- EXERCISE INSTRUCTIONS: Repeat all entries exactly.

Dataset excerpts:
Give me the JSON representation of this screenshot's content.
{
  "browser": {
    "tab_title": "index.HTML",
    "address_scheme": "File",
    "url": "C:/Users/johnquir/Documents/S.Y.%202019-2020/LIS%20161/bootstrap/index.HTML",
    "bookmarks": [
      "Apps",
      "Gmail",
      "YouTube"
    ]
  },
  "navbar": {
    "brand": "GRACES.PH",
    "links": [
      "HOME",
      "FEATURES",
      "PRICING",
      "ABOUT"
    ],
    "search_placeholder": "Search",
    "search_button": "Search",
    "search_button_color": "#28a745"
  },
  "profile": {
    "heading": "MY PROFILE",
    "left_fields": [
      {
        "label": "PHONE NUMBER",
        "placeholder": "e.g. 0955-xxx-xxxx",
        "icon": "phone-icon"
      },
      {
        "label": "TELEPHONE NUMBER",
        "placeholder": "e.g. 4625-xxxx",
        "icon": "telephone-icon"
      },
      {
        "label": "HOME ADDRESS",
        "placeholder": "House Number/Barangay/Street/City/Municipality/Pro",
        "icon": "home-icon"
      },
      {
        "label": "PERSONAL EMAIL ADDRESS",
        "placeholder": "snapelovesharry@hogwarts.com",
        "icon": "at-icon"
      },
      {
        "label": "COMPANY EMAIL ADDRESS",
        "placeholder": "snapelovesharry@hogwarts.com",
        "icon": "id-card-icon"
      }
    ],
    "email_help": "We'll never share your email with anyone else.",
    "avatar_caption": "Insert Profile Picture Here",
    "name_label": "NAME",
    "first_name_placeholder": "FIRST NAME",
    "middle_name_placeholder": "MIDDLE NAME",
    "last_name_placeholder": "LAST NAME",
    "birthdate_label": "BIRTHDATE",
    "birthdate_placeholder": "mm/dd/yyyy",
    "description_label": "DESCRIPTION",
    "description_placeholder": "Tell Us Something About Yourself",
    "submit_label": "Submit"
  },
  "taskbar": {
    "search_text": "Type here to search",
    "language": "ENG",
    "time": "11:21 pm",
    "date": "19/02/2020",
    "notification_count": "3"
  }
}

- CORRECT OUTPUT:
Give me the JSON representation of this screenshot's content.
{
  "browser": {
    "tab_title": "index.HTML",
    "address_scheme": "File",
    "url": "C:/Users/johnquir/Documents/S.Y.%202019-2020/LIS%20161/bootstrap/index.HTML",
    "bookmarks": [
      "Apps",
      "Gmail",
      "YouTube"
    ]
  },
  "navbar": {
    "brand": "GRACES.PH",
    "links": [
      "HOME",
      "FEATURES",
      "PRICING",
      "ABOUT"
    ],
    "search_placeholder": "Search",
    "search_button": "Search",
    "search_button_color": "#28a745"
  },
  "profile": {
    "heading": "MY PROFILE",
    "left_fields": [
      {
        "label": "PHONE NUMBER",
        "placeholder": "e.g. 0955-xxx-xxxx",
        "icon": "phone-icon"
      },
      {
        "label": "TELEPHONE NUMBER",
        "placeholder": "e.g. 4625-xxxx",
        "icon": "telephone-icon"
      },
      {
        "label": "HOME ADDRESS",
        "placeholder": "House Number/Barangay/Street/City/Municipality/Pro",
        "icon": "home-icon"
      },
      {
        "label": "PERSONAL EMAIL ADDRESS",
        "placeholder": "snapelovesharry@hogwarts.com",
        "icon": "at-icon"
      },
      {
        "label": "COMPANY EMAIL ADDRESS",
        "placeholder": "snapelovesharry@hogwarts.com",
        "icon": "id-card-icon"
      }
    ],
    "email_help": "We'll never share your email with anyone else.",
    "avatar_caption": "Insert Profile Picture Here",
    "name_label": "NAME",
    "first_name_placeholder": "FIRST NAME",
    "middle_name_placeholder": "MIDDLE NAME",
    "last_name_placeholder": "LAST NAME",
    "birthdate_label": "BIRTHDATE",
    "birthdate_placeholder": "mm/dd/yyyy",
    "description_label": "DESCRIPTION",
    "description_placeholder": "Tell Us Something About Yourself",
    "submit_label": "Submit"
  },
  "taskbar": {
    "search_text": "Type here to search",
    "language": "ENG",
    "time": "11:21 pm",
    "date": "19/02/2020",
    "notification_count": "3"
  }
}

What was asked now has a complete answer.